- _Text shown_:

I live about 30 miles from Washington, DC and even though I’ve lived near there for 20 years, I still hate driving in that town. No matter what I do, I still get lost – even with a GPS!
A few years ago I was driving to an appointment in DC, and my GPS kept sending me in circles – I was doing the same thing over and over, and I got extremely frustrated. I was calling my GPS lady horrible names, and my estimated time of arrival was already showing me being late (and I hate being late!) I got so focused on being late, that my anxiety made my navigation worse. I didn’t want to pull over for sake of losing more time, so I got even more lost. Then I ended up in a very bad neighborhood, and then I became scared.
Whether you’re driving or just trying to navigate through life, getting lost sucks. The more you try to find out where you’re going, the worse it gets – and it can put you in a very seedy place if you don’t take the time to pull over and assess.
Every time you are in transition, you feel as if you’re lost, without a compass or a GPS. And even though people may tell you where to go (like a GPS does), they don’t always point you in the right direction.
So you get frustrated, and you keep driving in circles, repeating the same path, and hoping for a different outcome.
This is when you need to trust your gut, pull over, and reassess your steps. You can get so focused on where you need to be, that your anxiety about not being there will only make things worse (like when I was driving in DC). Don’t worry about being late. Don’t get caught up in the additional time it takes you to reassess.
Pulling over means making a plan. For instance, let’s say you’re dating all the wrong people, and no matter what you do, you keep meeting the same losers. You’re lost, yet you keep circling around hoping for a different outcome. Hope isn’t a plan. Hoping means you’re not in control.
In this case, you would pull over and take a step back, and look at your end goal – who is your ideal partner? The more you get frustrated by who you’re not meeting will only keep you lost, and dating the wrong people!

- _Exercise a_: Reproduce the passage from the essay on getting lost while driving, from "Every time you" up to and including "the right direction.".

- _Data provided_:
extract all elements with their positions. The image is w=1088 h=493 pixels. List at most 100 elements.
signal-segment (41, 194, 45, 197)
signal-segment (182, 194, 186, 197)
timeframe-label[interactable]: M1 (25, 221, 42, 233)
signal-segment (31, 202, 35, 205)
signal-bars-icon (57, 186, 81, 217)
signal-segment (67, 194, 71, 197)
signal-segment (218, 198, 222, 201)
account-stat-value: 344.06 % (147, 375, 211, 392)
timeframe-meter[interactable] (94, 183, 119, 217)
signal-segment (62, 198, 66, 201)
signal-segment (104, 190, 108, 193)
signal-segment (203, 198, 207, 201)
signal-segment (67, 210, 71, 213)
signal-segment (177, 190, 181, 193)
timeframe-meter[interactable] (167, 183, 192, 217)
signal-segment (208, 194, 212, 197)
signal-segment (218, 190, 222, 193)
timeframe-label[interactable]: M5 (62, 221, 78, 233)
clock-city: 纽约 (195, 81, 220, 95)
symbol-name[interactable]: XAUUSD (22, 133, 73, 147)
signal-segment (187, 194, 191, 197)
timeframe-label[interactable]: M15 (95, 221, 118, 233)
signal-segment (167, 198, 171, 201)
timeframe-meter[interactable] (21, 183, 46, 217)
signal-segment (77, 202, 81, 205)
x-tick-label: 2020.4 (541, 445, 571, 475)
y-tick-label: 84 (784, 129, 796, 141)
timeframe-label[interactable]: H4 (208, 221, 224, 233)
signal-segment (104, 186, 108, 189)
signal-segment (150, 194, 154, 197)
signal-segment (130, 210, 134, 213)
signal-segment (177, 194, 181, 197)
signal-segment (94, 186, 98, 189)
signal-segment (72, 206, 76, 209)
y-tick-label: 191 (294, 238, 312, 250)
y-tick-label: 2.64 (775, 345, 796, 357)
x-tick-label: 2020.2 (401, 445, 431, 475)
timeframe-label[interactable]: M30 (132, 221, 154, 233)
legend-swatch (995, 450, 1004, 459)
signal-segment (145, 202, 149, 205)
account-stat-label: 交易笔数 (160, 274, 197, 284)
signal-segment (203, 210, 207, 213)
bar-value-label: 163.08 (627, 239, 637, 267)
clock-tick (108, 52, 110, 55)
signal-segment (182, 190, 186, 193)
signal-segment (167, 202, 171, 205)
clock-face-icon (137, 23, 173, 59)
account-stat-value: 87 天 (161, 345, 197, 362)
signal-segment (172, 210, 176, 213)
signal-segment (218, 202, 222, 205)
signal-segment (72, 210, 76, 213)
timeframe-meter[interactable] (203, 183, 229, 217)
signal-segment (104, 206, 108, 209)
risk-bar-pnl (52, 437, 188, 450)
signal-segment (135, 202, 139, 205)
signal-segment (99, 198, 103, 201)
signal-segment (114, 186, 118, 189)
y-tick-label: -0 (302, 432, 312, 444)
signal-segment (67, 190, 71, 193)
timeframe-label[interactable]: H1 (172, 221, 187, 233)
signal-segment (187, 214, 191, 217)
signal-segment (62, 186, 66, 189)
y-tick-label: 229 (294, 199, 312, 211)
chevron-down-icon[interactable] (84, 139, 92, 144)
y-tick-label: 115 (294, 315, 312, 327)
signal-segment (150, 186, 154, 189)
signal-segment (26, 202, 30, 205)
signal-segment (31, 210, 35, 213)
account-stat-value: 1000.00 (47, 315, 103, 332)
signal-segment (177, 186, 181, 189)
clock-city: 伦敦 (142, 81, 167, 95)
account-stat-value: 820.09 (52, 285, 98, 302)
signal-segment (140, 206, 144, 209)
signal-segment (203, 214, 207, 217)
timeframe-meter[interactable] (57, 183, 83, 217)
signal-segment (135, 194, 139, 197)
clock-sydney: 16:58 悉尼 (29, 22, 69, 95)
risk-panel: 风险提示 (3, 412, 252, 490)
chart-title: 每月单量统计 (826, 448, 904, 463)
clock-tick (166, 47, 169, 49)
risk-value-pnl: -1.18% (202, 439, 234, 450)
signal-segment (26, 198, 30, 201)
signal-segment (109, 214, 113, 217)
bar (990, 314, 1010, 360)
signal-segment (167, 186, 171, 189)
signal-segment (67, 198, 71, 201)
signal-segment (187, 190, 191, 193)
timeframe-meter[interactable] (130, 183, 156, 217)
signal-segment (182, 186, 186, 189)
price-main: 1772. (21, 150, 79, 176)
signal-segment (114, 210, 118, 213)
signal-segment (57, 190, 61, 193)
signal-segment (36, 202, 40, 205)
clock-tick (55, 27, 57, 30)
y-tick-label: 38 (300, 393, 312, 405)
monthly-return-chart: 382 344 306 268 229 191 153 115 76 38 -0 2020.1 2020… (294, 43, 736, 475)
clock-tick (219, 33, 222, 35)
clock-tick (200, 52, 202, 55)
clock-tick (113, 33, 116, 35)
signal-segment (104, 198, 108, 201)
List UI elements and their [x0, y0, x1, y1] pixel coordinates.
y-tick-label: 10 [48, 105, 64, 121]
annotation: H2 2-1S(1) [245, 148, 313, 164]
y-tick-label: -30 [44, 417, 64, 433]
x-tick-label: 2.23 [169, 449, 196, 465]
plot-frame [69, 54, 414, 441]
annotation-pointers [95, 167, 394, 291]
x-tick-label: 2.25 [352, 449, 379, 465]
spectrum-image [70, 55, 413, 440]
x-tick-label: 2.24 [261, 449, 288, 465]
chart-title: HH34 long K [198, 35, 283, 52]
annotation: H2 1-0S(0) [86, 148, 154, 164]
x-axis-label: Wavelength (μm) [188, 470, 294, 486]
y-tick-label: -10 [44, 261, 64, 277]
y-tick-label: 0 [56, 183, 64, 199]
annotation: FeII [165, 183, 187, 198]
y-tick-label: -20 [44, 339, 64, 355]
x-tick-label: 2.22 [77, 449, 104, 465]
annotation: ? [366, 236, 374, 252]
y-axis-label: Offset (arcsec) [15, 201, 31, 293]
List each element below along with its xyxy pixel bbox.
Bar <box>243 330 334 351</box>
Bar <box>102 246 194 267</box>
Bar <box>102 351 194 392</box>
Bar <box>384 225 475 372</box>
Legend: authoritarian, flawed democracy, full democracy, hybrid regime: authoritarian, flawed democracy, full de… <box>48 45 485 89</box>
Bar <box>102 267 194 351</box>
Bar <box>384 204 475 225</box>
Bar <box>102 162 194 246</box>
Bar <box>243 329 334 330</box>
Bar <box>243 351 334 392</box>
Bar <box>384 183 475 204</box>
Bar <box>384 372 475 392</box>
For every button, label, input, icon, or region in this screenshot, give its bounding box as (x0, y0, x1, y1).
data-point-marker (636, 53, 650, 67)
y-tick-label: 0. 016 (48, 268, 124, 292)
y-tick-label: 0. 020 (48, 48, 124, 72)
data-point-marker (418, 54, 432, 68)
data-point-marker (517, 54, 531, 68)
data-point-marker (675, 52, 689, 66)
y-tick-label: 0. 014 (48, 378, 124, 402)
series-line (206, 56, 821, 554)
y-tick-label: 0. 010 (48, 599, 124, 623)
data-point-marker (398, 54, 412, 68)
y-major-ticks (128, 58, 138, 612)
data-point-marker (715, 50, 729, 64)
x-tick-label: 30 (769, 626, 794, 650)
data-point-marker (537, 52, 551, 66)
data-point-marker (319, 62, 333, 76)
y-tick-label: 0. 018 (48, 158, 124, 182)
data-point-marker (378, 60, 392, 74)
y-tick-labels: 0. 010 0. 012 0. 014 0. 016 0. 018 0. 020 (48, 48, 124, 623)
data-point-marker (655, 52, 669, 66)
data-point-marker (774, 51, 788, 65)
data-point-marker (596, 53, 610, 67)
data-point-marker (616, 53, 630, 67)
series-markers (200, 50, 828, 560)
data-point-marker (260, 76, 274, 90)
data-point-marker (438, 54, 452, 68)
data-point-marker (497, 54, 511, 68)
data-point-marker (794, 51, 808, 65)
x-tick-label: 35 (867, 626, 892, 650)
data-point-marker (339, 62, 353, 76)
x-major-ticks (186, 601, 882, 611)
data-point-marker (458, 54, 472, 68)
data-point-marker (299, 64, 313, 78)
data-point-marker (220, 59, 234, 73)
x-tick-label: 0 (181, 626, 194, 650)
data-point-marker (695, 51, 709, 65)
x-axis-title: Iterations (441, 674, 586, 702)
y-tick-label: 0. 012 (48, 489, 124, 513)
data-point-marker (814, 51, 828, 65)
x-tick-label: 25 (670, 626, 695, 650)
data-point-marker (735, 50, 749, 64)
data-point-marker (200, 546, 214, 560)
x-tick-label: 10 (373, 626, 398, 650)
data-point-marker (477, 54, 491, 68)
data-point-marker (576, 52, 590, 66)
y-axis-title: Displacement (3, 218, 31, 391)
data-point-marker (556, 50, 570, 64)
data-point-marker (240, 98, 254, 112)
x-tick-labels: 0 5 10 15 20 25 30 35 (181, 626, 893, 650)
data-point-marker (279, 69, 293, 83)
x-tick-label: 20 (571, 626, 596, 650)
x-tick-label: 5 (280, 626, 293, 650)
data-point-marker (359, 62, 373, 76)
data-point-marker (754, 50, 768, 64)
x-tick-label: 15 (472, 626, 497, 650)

- _Exercise b_: Rewrite the records from their first line up to and including the line with "y-tick-label: 84 (784, 129, 796, 141)", replacing "timeframe-meter" with "timeframe-gauge" and leaving everything else unchanged. Give only those lines.

- _Task response a_:
Every time you are in transition, you feel as if you’re lost, without a compass or a GPS. And even though people may tell you where to go (like a GPS does), they don’t always point you in the right direction.

- _Task response b_:
extract all elements with their positions. The image is w=1088 h=493 pixels. List at most 100 elements.
signal-segment (41, 194, 45, 197)
signal-segment (182, 194, 186, 197)
timeframe-label[interactable]: M1 (25, 221, 42, 233)
signal-segment (31, 202, 35, 205)
signal-bars-icon (57, 186, 81, 217)
signal-segment (67, 194, 71, 197)
signal-segment (218, 198, 222, 201)
account-stat-value: 344.06 % (147, 375, 211, 392)
timeframe-gauge[interactable] (94, 183, 119, 217)
signal-segment (62, 198, 66, 201)
signal-segment (104, 190, 108, 193)
signal-segment (203, 198, 207, 201)
signal-segment (67, 210, 71, 213)
signal-segment (177, 190, 181, 193)
timeframe-gauge[interactable] (167, 183, 192, 217)
signal-segment (208, 194, 212, 197)
signal-segment (218, 190, 222, 193)
timeframe-label[interactable]: M5 (62, 221, 78, 233)
clock-city: 纽约 (195, 81, 220, 95)
symbol-name[interactable]: XAUUSD (22, 133, 73, 147)
signal-segment (187, 194, 191, 197)
timeframe-label[interactable]: M15 (95, 221, 118, 233)
signal-segment (167, 198, 171, 201)
timeframe-gauge[interactable] (21, 183, 46, 217)
signal-segment (77, 202, 81, 205)
x-tick-label: 2020.4 (541, 445, 571, 475)
y-tick-label: 84 (784, 129, 796, 141)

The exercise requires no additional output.